Exercise aim => How many lines of the data hold the word "with"? State the number and nothing else.

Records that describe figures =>
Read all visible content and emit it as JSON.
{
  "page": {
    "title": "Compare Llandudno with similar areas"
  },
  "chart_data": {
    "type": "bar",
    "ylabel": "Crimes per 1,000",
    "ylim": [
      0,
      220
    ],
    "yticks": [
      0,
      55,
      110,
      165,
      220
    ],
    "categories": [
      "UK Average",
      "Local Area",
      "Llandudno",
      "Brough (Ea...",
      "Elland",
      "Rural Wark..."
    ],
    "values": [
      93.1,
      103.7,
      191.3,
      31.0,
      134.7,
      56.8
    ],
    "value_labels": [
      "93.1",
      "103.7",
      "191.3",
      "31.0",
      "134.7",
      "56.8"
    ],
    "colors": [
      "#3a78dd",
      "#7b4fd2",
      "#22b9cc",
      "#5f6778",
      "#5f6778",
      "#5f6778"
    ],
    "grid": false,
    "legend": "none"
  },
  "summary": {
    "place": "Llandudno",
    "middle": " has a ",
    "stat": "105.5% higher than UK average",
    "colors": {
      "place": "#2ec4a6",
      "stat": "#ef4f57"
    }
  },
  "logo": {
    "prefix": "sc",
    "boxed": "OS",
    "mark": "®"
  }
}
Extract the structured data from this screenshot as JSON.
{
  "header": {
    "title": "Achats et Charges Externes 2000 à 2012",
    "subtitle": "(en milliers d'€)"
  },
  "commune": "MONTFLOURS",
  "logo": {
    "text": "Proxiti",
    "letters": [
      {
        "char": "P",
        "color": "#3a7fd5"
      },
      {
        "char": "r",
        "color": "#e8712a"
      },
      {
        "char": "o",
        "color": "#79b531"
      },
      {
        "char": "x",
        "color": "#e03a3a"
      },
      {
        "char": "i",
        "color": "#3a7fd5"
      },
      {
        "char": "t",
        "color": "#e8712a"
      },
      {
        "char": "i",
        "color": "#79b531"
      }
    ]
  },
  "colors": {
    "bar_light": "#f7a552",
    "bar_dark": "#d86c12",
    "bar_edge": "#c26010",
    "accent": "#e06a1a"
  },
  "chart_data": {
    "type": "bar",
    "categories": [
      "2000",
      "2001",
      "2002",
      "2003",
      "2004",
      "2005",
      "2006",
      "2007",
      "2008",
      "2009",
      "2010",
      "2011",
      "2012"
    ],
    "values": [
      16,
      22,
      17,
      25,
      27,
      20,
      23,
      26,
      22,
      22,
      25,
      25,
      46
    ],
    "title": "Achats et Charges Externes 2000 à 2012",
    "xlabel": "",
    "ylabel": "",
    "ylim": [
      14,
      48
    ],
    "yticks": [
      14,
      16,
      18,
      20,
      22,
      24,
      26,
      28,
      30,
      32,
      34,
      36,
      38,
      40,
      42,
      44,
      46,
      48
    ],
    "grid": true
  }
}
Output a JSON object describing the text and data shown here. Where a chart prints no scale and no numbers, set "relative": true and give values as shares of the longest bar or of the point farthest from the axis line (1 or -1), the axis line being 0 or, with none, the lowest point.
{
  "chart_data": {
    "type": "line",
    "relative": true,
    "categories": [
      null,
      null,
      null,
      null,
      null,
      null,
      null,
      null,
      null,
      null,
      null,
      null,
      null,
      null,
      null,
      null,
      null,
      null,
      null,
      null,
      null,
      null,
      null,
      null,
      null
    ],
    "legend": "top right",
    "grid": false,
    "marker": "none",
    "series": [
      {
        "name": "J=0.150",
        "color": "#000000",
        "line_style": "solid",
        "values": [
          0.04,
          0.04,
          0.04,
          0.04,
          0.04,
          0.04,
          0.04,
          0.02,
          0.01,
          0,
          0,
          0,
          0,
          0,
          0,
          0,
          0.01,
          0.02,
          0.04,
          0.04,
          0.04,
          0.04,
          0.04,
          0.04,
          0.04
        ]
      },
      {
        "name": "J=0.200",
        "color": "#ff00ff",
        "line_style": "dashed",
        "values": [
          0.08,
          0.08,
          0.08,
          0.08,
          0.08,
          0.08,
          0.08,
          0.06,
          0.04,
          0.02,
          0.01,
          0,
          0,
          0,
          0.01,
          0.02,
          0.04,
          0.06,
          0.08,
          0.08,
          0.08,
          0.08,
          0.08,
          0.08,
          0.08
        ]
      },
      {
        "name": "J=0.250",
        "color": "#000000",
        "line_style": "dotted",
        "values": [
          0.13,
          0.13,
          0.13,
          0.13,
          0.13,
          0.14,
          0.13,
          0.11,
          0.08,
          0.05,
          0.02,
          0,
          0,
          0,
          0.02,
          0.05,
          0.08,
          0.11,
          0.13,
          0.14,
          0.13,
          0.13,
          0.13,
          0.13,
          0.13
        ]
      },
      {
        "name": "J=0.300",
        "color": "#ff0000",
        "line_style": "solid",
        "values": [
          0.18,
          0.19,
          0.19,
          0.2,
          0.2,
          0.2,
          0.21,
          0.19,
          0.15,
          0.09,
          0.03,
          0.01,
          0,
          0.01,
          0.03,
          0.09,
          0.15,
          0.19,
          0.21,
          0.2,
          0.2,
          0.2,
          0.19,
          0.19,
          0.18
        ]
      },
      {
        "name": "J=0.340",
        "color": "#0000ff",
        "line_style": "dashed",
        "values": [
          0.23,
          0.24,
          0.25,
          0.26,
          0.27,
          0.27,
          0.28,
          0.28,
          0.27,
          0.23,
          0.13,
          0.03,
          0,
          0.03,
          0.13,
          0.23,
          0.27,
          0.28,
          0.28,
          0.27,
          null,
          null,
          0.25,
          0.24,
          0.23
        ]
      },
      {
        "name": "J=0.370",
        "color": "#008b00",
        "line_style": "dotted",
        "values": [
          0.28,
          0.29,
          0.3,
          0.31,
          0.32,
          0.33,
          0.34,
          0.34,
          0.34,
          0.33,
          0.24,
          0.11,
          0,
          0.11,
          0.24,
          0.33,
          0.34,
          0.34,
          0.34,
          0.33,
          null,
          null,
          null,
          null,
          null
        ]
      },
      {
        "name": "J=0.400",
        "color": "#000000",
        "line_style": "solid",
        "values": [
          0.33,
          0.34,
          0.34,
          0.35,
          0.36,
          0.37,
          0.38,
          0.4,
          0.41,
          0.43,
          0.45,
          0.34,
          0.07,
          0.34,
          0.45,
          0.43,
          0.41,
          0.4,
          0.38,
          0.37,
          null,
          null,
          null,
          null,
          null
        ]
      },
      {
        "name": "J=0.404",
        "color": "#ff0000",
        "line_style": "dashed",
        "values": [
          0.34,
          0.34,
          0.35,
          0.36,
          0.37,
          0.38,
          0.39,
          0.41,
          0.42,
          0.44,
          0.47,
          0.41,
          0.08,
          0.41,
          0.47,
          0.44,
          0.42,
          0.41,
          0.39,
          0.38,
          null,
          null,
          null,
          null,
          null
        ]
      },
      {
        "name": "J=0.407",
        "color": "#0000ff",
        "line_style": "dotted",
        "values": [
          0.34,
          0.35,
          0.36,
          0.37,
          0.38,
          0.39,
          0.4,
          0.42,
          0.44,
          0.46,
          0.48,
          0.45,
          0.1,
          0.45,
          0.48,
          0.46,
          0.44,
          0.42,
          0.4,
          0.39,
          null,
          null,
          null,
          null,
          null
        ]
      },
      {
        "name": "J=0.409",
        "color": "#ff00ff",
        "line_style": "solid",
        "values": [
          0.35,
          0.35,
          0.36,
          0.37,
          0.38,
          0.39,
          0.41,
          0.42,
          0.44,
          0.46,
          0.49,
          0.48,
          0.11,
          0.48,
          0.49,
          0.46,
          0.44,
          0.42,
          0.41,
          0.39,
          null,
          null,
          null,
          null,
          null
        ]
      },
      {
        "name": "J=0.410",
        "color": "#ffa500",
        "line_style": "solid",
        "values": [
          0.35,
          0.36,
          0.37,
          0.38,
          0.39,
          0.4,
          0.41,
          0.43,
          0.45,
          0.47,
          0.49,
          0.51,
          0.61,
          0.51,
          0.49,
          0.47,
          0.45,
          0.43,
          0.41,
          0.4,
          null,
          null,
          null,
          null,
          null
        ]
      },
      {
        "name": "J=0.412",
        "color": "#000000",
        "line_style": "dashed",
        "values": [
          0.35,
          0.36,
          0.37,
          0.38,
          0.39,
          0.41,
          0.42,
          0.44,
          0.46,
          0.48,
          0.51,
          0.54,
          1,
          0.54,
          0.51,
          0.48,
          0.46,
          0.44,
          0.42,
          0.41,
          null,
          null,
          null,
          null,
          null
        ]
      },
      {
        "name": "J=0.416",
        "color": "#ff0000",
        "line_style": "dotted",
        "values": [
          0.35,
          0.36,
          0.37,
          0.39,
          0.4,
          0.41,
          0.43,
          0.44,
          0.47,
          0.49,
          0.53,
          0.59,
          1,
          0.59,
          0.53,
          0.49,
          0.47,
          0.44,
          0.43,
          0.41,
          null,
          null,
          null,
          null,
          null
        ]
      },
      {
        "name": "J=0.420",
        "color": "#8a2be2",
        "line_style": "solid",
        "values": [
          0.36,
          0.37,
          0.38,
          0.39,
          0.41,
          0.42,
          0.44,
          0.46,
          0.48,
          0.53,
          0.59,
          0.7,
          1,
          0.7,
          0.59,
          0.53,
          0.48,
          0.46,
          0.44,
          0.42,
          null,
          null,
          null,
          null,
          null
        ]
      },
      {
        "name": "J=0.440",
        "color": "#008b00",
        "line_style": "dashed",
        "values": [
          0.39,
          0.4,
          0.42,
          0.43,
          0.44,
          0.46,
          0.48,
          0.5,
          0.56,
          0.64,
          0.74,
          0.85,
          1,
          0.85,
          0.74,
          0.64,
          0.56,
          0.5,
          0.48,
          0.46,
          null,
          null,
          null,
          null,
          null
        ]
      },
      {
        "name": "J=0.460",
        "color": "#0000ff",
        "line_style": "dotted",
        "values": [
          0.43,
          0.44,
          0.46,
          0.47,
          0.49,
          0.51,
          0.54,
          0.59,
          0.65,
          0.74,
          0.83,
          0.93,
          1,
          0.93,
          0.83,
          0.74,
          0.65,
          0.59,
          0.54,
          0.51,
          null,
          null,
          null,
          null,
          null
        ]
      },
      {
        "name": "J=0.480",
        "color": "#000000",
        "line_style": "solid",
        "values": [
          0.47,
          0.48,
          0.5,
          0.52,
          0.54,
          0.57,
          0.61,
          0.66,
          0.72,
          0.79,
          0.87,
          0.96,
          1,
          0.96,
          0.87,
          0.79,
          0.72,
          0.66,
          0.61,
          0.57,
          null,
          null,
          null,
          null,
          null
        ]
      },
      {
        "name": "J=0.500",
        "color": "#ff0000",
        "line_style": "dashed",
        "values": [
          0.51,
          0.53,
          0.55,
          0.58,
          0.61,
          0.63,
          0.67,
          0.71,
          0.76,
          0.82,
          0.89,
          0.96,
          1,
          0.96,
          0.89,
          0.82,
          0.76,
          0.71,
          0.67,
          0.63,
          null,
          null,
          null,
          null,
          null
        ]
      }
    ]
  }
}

Reply to the exercise => 2